__YOUR OBJECTIVE__:
Skip the images and copy each record exactly as written.

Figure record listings
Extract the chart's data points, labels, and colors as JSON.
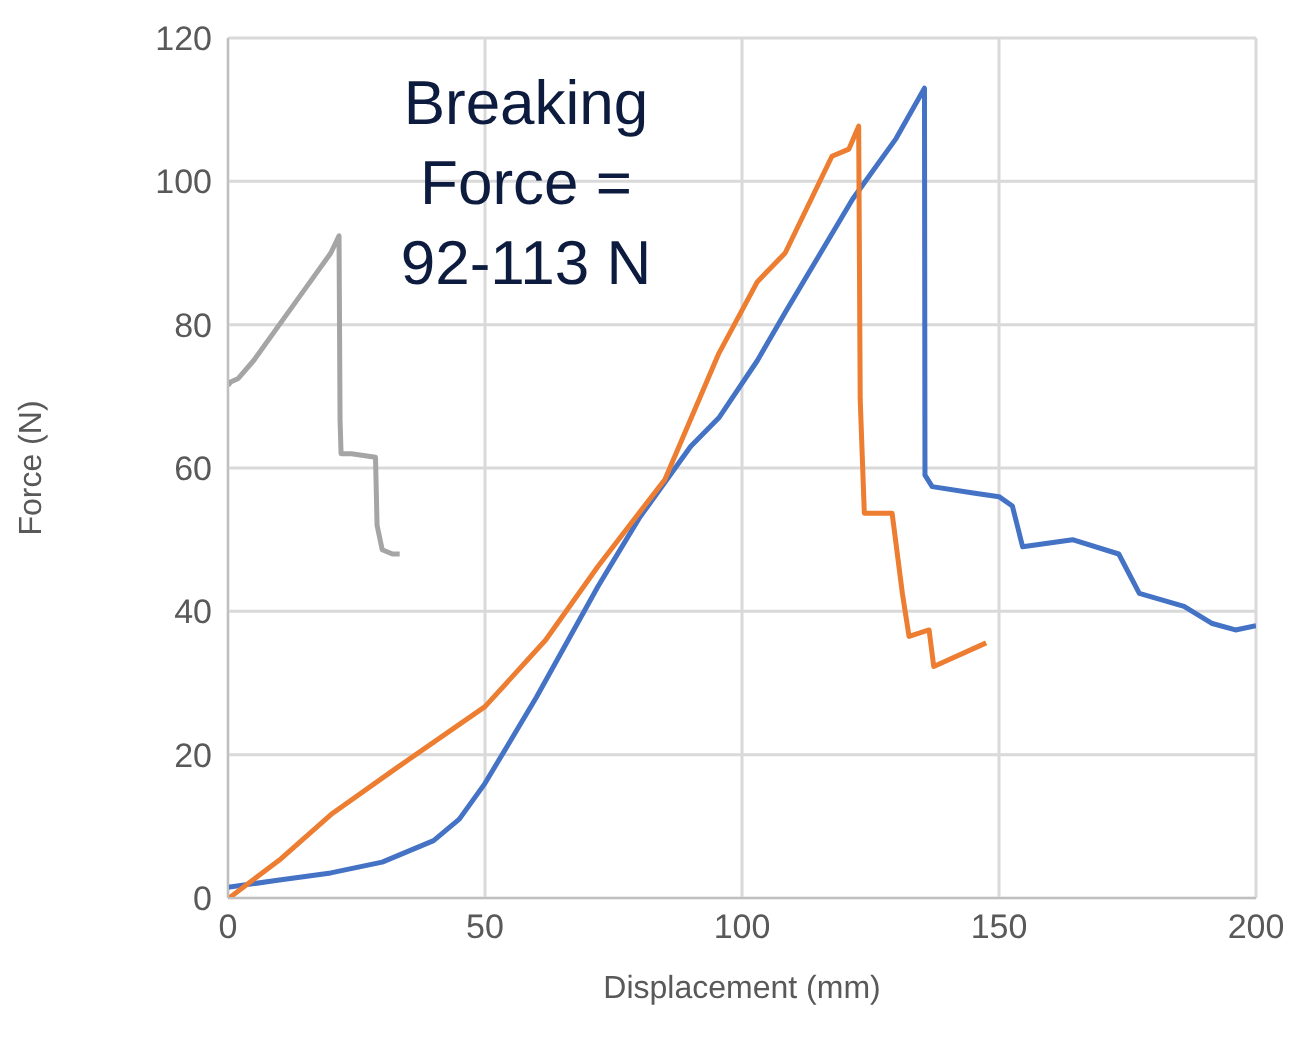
{
  "chart_data": {
    "type": "line",
    "xlabel": "Displacement (mm)",
    "ylabel": "Force (N)",
    "annotations": [
      "Breaking Force = 92-113 N"
    ],
    "xlim": [
      0,
      200
    ],
    "xticks": [
      0,
      50,
      100,
      150,
      200
    ],
    "ylim": [
      0,
      120
    ],
    "yticks": [
      0,
      20,
      40,
      60,
      80,
      100,
      120
    ],
    "grid": true,
    "marker": "none",
    "line_style": "solid",
    "series": [
      {
        "color": "#a5a5a5",
        "x": [
          0,
          0.5,
          2,
          5,
          10,
          15,
          20,
          21.6,
          21.8,
          22,
          24,
          28.7,
          29,
          30,
          32,
          33.4
        ],
        "values": [
          71.5,
          72,
          72.5,
          75,
          80,
          85,
          90,
          92.4,
          66.7,
          62,
          62,
          61.5,
          52,
          48.6,
          48,
          48
        ]
      },
      {
        "color": "#4472c4",
        "x": [
          0,
          10,
          20,
          30,
          40,
          45,
          50,
          60,
          72,
          80,
          90,
          95.5,
          103,
          108.4,
          121.5,
          130,
          135.5,
          135.6,
          137,
          145,
          150,
          152.6,
          154.6,
          164.3,
          173.3,
          177.3,
          186,
          191.5,
          196,
          200
        ],
        "values": [
          1.5,
          2.5,
          3.5,
          5,
          8,
          11,
          16,
          28,
          43.5,
          53,
          63,
          67,
          75,
          81.7,
          97.5,
          106,
          113,
          59,
          57.4,
          56.5,
          56,
          54.7,
          49,
          50,
          48,
          42.5,
          40.7,
          38.3,
          37.4,
          38
        ]
      },
      {
        "color": "#ed7d31",
        "x": [
          0.2,
          10,
          20.3,
          33.3,
          50,
          61.8,
          72,
          85,
          95.5,
          103,
          108.4,
          117.5,
          120.8,
          122.7,
          123,
          123.8,
          129.2,
          131.2,
          132.5,
          136.4,
          137.3,
          147.5
        ],
        "values": [
          0,
          5.3,
          11.8,
          18.4,
          26.7,
          36,
          46.3,
          58.4,
          76,
          86,
          90,
          103.5,
          104.5,
          107.7,
          69.5,
          53.7,
          53.7,
          42.5,
          36.5,
          37.4,
          32.3,
          35.6
        ]
      }
    ]
  }
}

__SOLUTION TO THE EXERCISE__:
Extract the chart's data points, labels, and colors as JSON.
{
  "chart_data": {
    "type": "line",
    "xlabel": "Displacement (mm)",
    "ylabel": "Force (N)",
    "annotations": [
      "Breaking Force = 92-113 N"
    ],
    "xlim": [
      0,
      200
    ],
    "xticks": [
      0,
      50,
      100,
      150,
      200
    ],
    "ylim": [
      0,
      120
    ],
    "yticks": [
      0,
      20,
      40,
      60,
      80,
      100,
      120
    ],
    "grid": true,
    "marker": "none",
    "line_style": "solid",
    "series": [
      {
        "color": "#a5a5a5",
        "x": [
          0,
          0.5,
          2,
          5,
          10,
          15,
          20,
          21.6,
          21.8,
          22,
          24,
          28.7,
          29,
          30,
          32,
          33.4
        ],
        "values": [
          71.5,
          72,
          72.5,
          75,
          80,
          85,
          90,
          92.4,
          66.7,
          62,
          62,
          61.5,
          52,
          48.6,
          48,
          48
        ]
      },
      {
        "color": "#4472c4",
        "x": [
          0,
          10,
          20,
          30,
          40,
          45,
          50,
          60,
          72,
          80,
          90,
          95.5,
          103,
          108.4,
          121.5,
          130,
          135.5,
          135.6,
          137,
          145,
          150,
          152.6,
          154.6,
          164.3,
          173.3,
          177.3,
          186,
          191.5,
          196,
          200
        ],
        "values": [
          1.5,
          2.5,
          3.5,
          5,
          8,
          11,
          16,
          28,
          43.5,
          53,
          63,
          67,
          75,
          81.7,
          97.5,
          106,
          113,
          59,
          57.4,
          56.5,
          56,
          54.7,
          49,
          50,
          48,
          42.5,
          40.7,
          38.3,
          37.4,
          38
        ]
      },
      {
        "color": "#ed7d31",
        "x": [
          0.2,
          10,
          20.3,
          33.3,
          50,
          61.8,
          72,
          85,
          95.5,
          103,
          108.4,
          117.5,
          120.8,
          122.7,
          123,
          123.8,
          129.2,
          131.2,
          132.5,
          136.4,
          137.3,
          147.5
        ],
        "values": [
          0,
          5.3,
          11.8,
          18.4,
          26.7,
          36,
          46.3,
          58.4,
          76,
          86,
          90,
          103.5,
          104.5,
          107.7,
          69.5,
          53.7,
          53.7,
          42.5,
          36.5,
          37.4,
          32.3,
          35.6
        ]
      }
    ]
  }
}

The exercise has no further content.